> [Data]:
%%

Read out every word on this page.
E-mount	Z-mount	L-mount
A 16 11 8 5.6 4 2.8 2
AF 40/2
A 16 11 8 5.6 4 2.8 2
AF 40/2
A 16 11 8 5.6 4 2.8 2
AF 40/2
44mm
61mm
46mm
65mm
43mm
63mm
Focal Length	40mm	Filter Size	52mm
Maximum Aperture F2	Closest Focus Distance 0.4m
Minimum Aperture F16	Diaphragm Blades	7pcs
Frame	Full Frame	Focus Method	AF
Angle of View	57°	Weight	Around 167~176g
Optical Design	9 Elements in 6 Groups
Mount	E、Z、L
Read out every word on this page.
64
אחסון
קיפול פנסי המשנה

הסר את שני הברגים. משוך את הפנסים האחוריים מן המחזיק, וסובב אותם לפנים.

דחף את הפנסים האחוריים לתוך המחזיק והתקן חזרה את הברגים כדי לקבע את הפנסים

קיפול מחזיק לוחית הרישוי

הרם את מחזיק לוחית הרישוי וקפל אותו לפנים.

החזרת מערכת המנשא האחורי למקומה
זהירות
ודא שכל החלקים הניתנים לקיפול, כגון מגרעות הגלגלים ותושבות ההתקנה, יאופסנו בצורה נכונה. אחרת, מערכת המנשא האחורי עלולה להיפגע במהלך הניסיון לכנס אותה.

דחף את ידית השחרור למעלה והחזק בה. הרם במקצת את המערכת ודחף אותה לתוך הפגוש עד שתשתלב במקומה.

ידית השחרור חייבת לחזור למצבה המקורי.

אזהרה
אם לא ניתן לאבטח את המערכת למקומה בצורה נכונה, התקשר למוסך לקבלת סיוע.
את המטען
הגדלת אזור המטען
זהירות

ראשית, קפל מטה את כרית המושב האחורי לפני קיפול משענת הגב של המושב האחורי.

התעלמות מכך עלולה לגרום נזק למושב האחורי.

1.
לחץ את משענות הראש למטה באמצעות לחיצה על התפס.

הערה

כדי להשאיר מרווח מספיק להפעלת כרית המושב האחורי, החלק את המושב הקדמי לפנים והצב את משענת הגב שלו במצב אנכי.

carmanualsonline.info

%%

Using the listing above, retype each line exactly.

Read out every word on this page.
E-mount	Z-mount	L-mount
A 16 11 8 5.6 4 2.8 2
AF 40/2
A 16 11 8 5.6 4 2.8 2
AF 40/2
A 16 11 8 5.6 4 2.8 2
AF 40/2
44mm
61mm
46mm
65mm
43mm
63mm
Focal Length	40mm	Filter Size	52mm
Maximum Aperture F2	Closest Focus Distance 0.4m
Minimum Aperture F16	Diaphragm Blades	7pcs
Frame	Full Frame	Focus Method	AF
Angle of View	57°	Weight	Around 167~176g
Optical Design	9 Elements in 6 Groups
Mount	E、Z、L
Read out every word on this page.
64
אחסון
קיפול פנסי המשנה

הסר את שני הברגים. משוך את הפנסים האחוריים מן המחזיק, וסובב אותם לפנים.

דחף את הפנסים האחוריים לתוך המחזיק והתקן חזרה את הברגים כדי לקבע את הפנסים

קיפול מחזיק לוחית הרישוי

הרם את מחזיק לוחית הרישוי וקפל אותו לפנים.

החזרת מערכת המנשא האחורי למקומה
זהירות
ודא שכל החלקים הניתנים לקיפול, כגון מגרעות הגלגלים ותושבות ההתקנה, יאופסנו בצורה נכונה. אחרת, מערכת המנשא האחורי עלולה להיפגע במהלך הניסיון לכנס אותה.

דחף את ידית השחרור למעלה והחזק בה. הרם במקצת את המערכת ודחף אותה לתוך הפגוש עד שתשתלב במקומה.

ידית השחרור חייבת לחזור למצבה המקורי.

אזהרה
אם לא ניתן לאבטח את המערכת למקומה בצורה נכונה, התקשר למוסך לקבלת סיוע.
את המטען
הגדלת אזור המטען
זהירות

ראשית, קפל מטה את כרית המושב האחורי לפני קיפול משענת הגב של המושב האחורי.

התעלמות מכך עלולה לגרום נזק למושב האחורי.

1.
לחץ את משענות הראש למטה באמצעות לחיצה על התפס.

הערה

כדי להשאיר מרווח מספיק להפעלת כרית המושב האחורי, החלק את המושב הקדמי לפנים והצב את משענת הגב שלו במצב אנכי.

carmanualsonline.info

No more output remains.